Problem =
Show every line where "Change" occurs.
[Begin Supplied information]
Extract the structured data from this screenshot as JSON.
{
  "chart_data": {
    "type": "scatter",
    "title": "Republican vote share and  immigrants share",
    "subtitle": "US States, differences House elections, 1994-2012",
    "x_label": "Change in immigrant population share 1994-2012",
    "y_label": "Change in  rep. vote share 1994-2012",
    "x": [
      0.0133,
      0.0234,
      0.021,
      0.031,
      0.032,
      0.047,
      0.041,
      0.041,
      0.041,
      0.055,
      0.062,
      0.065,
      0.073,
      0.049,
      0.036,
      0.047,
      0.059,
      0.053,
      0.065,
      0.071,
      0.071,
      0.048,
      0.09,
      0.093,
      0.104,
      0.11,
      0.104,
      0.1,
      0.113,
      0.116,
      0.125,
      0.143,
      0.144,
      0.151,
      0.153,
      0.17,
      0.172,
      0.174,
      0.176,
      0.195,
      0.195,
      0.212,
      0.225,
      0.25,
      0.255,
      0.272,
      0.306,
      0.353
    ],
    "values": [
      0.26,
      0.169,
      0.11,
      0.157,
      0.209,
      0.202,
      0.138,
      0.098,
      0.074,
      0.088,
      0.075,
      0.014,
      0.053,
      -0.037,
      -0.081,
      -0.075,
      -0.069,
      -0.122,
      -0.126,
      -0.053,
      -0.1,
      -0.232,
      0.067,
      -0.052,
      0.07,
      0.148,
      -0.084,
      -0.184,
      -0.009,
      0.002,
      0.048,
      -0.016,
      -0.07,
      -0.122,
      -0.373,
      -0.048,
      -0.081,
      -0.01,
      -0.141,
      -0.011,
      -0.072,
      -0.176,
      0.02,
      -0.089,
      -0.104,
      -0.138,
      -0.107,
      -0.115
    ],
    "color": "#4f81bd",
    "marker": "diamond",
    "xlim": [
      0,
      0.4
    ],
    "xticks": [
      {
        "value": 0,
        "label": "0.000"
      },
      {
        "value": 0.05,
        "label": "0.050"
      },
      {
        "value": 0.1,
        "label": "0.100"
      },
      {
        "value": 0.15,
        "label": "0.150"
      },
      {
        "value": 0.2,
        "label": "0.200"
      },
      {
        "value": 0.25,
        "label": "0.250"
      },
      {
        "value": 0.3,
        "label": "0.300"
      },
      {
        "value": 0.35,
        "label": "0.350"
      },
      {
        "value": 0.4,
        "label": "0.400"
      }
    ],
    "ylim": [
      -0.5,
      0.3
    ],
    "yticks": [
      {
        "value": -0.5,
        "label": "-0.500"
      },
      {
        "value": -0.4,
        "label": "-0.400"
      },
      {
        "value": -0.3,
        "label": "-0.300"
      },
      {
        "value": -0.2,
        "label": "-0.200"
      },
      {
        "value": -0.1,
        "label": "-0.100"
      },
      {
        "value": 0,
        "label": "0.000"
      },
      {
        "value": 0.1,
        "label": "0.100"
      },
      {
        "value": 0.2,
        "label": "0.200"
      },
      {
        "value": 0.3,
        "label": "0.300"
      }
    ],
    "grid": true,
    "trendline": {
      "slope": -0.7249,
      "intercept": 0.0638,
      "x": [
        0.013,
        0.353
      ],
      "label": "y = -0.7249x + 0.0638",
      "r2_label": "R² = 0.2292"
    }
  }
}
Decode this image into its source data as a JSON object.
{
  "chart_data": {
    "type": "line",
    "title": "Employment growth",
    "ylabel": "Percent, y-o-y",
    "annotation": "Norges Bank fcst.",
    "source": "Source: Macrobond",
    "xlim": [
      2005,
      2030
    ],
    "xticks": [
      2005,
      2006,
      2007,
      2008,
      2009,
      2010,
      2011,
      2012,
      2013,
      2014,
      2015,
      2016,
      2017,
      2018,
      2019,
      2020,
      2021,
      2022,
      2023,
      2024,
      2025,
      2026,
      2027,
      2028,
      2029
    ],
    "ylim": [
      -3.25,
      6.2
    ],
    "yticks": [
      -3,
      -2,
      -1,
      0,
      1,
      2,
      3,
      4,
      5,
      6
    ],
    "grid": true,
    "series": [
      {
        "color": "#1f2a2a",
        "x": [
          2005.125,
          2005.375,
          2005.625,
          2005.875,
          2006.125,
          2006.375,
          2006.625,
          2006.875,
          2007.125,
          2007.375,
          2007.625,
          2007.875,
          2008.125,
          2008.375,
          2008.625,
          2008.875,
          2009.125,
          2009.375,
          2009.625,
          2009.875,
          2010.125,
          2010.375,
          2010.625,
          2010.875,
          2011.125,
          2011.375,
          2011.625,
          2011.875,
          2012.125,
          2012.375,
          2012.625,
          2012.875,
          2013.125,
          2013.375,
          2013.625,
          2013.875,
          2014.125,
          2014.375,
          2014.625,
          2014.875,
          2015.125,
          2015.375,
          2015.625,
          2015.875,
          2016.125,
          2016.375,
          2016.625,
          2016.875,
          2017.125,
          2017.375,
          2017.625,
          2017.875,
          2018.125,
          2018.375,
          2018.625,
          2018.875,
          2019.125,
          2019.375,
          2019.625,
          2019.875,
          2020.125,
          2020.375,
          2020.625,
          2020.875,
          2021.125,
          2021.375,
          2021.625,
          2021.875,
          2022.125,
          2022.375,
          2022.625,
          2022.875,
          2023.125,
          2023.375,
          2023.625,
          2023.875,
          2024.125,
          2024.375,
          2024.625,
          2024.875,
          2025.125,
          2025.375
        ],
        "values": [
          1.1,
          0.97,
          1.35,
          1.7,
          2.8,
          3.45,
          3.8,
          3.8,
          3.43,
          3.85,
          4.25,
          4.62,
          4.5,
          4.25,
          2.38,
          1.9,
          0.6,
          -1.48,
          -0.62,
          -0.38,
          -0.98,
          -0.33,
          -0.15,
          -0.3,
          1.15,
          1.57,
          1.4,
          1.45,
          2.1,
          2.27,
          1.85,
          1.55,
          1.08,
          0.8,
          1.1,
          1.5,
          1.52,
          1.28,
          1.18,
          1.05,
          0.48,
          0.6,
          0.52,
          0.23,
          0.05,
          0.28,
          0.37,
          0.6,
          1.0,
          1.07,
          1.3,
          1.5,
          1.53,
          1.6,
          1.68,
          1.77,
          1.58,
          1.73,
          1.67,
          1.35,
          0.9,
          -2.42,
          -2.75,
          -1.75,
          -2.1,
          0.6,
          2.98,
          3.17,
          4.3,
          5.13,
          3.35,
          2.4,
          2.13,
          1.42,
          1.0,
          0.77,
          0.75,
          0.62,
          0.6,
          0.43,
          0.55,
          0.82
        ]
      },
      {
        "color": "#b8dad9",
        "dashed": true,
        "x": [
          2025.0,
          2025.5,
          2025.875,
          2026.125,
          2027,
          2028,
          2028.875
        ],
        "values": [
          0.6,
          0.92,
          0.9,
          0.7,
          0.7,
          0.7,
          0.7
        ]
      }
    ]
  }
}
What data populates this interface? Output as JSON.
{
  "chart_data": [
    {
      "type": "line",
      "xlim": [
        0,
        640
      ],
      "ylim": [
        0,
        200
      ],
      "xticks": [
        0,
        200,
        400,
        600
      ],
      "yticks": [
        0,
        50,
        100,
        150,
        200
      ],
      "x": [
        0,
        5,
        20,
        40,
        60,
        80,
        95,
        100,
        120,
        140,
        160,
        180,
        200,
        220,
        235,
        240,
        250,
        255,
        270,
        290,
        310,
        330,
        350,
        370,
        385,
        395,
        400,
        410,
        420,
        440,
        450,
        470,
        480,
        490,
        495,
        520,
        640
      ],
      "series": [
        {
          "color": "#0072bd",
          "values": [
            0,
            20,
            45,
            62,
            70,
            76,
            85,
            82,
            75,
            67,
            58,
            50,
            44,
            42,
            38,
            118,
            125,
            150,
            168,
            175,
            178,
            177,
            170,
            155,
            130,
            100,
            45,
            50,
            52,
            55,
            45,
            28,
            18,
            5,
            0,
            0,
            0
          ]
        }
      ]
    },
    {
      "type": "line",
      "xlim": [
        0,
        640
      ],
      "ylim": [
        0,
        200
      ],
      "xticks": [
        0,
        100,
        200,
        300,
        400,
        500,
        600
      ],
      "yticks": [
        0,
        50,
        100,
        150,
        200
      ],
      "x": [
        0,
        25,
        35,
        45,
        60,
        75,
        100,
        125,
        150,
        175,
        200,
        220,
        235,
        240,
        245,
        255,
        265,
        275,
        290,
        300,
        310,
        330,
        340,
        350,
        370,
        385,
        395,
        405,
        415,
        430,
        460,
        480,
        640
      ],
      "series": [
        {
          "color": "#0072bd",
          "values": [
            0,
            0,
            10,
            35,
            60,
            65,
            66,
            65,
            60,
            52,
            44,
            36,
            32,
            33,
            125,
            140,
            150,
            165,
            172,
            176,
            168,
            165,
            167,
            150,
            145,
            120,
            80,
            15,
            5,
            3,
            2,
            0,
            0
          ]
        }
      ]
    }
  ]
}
[End Supplied information]
Solution for this exercise =
    "x_label": "Change in immigrant population share 1994-2012",
    "y_label": "Change in  rep. vote share 1994-2012",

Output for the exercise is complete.